— BEGIN —

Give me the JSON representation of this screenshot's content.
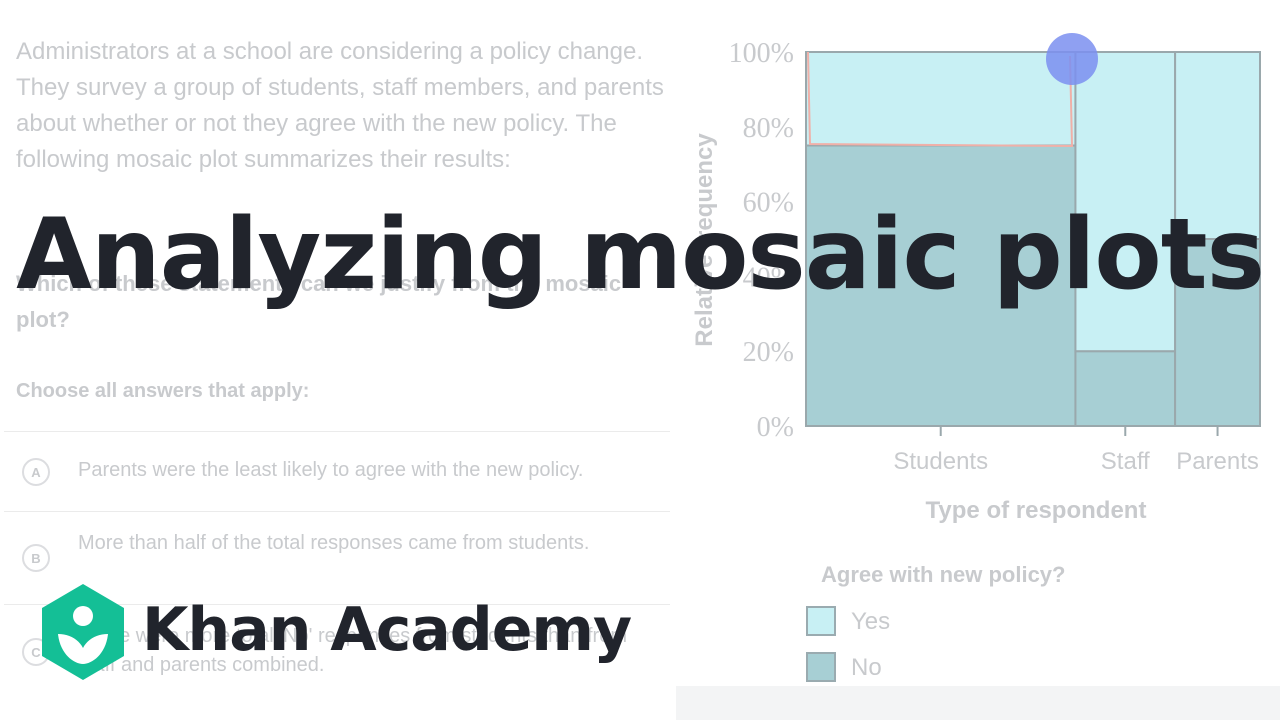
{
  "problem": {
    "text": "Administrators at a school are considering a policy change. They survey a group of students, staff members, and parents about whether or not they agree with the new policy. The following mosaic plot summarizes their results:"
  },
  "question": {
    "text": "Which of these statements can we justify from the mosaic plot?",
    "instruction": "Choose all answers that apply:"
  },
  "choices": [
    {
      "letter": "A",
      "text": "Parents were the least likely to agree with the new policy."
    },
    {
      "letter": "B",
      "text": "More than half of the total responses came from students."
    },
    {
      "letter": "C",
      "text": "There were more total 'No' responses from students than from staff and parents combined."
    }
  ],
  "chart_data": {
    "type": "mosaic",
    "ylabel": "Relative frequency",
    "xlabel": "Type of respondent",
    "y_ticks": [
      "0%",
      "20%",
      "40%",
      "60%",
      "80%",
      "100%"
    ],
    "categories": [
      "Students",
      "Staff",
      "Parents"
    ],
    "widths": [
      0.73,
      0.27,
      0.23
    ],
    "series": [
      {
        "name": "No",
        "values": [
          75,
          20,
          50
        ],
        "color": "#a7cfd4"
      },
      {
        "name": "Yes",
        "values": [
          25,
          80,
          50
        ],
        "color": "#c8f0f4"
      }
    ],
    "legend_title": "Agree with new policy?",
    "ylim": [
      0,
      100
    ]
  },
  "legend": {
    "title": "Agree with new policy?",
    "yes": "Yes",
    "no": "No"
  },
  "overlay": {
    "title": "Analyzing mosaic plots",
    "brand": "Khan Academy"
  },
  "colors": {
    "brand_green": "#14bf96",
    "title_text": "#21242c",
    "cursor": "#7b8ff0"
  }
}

— END —

■ **Directions for this task**
Leaving the pictures aside, transcribe the entire listing exactly.

■ **Task solution**
Give me the JSON representation of this screenshot's content.
{
  "problem": {
    "text": "Administrators at a school are considering a policy change. They survey a group of students, staff members, and parents about whether or not they agree with the new policy. The following mosaic plot summarizes their results:"
  },
  "question": {
    "text": "Which of these statements can we justify from the mosaic plot?",
    "instruction": "Choose all answers that apply:"
  },
  "choices": [
    {
      "letter": "A",
      "text": "Parents were the least likely to agree with the new policy."
    },
    {
      "letter": "B",
      "text": "More than half of the total responses came from students."
    },
    {
      "letter": "C",
      "text": "There were more total 'No' responses from students than from staff and parents combined."
    }
  ],
  "chart_data": {
    "type": "mosaic",
    "ylabel": "Relative frequency",
    "xlabel": "Type of respondent",
    "y_ticks": [
      "0%",
      "20%",
      "40%",
      "60%",
      "80%",
      "100%"
    ],
    "categories": [
      "Students",
      "Staff",
      "Parents"
    ],
    "widths": [
      0.73,
      0.27,
      0.23
    ],
    "series": [
      {
        "name": "No",
        "values": [
          75,
          20,
          50
        ],
        "color": "#a7cfd4"
      },
      {
        "name": "Yes",
        "values": [
          25,
          80,
          50
        ],
        "color": "#c8f0f4"
      }
    ],
    "legend_title": "Agree with new policy?",
    "ylim": [
      0,
      100
    ]
  },
  "legend": {
    "title": "Agree with new policy?",
    "yes": "Yes",
    "no": "No"
  },
  "overlay": {
    "title": "Analyzing mosaic plots",
    "brand": "Khan Academy"
  },
  "colors": {
    "brand_green": "#14bf96",
    "title_text": "#21242c",
    "cursor": "#7b8ff0"
  }
}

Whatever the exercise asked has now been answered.